— START DATA —

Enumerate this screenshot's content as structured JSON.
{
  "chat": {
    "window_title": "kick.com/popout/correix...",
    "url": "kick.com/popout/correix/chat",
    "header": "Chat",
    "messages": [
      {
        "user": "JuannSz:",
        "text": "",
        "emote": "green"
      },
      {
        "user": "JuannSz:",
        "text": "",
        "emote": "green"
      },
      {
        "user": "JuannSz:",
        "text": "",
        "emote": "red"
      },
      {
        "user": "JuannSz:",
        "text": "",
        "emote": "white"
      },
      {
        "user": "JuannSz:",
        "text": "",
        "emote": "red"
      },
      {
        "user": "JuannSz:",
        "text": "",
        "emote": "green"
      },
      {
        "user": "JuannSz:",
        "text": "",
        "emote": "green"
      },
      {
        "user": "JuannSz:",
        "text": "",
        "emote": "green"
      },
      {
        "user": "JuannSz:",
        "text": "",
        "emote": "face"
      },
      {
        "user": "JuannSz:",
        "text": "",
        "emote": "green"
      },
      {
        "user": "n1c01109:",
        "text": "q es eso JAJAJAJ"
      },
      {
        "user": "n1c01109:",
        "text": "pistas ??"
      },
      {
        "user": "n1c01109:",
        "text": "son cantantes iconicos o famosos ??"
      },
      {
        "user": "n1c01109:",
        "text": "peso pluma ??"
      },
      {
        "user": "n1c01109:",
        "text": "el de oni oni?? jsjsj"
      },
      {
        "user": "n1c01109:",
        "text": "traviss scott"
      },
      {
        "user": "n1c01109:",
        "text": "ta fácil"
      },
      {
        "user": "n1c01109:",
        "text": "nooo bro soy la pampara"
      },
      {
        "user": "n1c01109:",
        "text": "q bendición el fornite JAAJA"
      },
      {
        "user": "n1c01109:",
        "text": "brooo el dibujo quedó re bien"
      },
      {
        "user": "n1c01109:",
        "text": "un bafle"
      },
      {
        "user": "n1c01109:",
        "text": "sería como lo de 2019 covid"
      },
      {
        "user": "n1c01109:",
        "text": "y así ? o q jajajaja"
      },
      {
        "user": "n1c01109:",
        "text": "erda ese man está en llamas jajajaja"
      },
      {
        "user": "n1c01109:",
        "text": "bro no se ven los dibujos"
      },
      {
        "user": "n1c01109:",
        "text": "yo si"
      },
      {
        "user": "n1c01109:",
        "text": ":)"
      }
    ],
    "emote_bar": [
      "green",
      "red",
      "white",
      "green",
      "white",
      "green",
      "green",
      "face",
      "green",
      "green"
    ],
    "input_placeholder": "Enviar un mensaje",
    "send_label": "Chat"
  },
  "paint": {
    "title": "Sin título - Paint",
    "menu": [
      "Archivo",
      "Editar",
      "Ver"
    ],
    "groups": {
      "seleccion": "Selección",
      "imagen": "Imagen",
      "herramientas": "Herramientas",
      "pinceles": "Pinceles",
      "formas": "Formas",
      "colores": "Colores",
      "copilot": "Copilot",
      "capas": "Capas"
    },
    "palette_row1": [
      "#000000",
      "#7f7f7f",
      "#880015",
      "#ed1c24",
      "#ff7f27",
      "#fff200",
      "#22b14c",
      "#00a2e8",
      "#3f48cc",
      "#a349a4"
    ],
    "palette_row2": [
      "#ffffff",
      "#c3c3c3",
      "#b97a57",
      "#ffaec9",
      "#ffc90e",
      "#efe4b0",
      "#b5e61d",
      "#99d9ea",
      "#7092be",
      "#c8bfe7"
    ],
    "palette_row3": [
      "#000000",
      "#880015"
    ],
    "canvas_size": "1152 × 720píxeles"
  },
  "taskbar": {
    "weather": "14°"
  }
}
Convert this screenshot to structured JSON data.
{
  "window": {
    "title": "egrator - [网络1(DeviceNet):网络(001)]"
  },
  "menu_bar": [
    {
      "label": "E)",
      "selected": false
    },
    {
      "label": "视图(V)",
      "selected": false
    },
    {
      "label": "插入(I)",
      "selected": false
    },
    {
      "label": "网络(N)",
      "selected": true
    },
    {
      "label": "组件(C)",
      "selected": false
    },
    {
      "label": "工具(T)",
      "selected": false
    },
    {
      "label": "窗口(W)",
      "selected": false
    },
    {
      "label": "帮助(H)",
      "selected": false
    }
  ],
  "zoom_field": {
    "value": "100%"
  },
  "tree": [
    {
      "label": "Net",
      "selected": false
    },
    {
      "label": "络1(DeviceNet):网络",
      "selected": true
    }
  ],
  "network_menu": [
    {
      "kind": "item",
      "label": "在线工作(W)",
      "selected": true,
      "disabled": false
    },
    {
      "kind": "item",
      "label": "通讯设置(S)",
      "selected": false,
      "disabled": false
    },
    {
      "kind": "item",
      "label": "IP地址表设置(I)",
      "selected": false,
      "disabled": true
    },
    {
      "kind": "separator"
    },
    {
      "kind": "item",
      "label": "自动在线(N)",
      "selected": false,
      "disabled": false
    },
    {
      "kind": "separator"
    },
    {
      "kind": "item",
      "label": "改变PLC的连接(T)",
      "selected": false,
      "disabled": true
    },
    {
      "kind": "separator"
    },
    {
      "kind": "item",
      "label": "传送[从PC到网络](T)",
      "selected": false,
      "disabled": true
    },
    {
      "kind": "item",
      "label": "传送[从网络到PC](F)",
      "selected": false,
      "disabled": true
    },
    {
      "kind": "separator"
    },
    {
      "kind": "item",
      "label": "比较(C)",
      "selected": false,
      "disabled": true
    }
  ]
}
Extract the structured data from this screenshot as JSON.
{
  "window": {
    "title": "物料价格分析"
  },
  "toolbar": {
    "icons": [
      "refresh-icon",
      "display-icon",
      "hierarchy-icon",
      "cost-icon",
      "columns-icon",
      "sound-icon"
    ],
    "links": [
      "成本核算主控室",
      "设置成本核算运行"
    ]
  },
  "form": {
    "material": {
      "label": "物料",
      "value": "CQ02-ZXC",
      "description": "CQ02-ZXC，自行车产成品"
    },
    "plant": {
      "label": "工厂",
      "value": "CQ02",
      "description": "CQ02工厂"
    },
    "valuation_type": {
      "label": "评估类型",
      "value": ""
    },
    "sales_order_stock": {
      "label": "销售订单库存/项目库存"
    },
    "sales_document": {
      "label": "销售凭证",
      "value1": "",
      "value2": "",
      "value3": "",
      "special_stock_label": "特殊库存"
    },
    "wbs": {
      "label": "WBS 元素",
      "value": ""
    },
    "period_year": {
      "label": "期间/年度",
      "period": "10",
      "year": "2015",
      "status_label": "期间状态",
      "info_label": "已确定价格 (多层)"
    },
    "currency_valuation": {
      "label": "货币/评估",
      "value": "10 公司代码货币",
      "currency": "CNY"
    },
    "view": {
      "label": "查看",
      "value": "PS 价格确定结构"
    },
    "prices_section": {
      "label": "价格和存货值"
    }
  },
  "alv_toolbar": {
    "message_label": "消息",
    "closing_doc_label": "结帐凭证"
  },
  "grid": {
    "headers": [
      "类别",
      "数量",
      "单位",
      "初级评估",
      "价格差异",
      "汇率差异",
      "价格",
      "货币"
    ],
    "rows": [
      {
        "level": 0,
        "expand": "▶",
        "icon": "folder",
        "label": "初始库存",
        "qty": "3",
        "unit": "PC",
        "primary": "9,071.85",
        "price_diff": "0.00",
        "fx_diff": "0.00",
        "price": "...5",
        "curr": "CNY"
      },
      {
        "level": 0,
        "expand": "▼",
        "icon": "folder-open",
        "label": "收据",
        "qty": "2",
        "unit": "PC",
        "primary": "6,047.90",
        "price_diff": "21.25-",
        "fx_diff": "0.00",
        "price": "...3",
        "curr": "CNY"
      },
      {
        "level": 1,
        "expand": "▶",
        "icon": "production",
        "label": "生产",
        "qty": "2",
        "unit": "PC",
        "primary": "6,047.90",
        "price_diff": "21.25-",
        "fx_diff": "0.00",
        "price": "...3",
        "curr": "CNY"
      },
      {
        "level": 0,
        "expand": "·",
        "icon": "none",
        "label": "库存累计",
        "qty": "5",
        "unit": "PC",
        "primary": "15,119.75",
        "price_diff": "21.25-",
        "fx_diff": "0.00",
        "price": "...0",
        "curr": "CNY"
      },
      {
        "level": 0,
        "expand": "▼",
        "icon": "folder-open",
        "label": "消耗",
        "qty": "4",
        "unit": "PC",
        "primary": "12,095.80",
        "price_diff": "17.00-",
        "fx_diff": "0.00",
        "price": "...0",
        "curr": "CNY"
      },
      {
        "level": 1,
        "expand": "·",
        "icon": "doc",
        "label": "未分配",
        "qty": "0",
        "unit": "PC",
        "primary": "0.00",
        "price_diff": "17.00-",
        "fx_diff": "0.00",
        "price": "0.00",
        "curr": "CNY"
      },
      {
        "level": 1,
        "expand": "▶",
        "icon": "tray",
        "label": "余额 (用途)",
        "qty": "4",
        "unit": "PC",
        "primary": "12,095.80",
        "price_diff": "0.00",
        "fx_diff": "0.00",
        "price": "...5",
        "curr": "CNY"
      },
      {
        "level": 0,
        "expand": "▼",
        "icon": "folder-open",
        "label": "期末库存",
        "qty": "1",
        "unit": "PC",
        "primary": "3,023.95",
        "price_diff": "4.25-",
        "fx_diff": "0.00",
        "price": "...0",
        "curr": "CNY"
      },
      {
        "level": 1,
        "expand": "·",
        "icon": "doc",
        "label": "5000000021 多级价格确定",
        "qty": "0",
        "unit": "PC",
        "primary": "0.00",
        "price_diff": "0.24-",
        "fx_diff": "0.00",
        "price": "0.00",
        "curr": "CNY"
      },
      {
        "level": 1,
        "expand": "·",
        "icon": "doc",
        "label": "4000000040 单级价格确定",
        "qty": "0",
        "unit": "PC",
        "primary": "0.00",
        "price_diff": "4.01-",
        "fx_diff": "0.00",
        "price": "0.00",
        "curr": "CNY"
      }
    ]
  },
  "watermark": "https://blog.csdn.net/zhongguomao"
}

— END DATA —

EXERCISE INSTRUCTIONS → Lines that hold the word "structured" are the ones to return, every one of them.

CORRECT OUTPUT →
Enumerate this screenshot's content as structured JSON.
Convert this screenshot to structured JSON data.
Extract the structured data from this screenshot as JSON.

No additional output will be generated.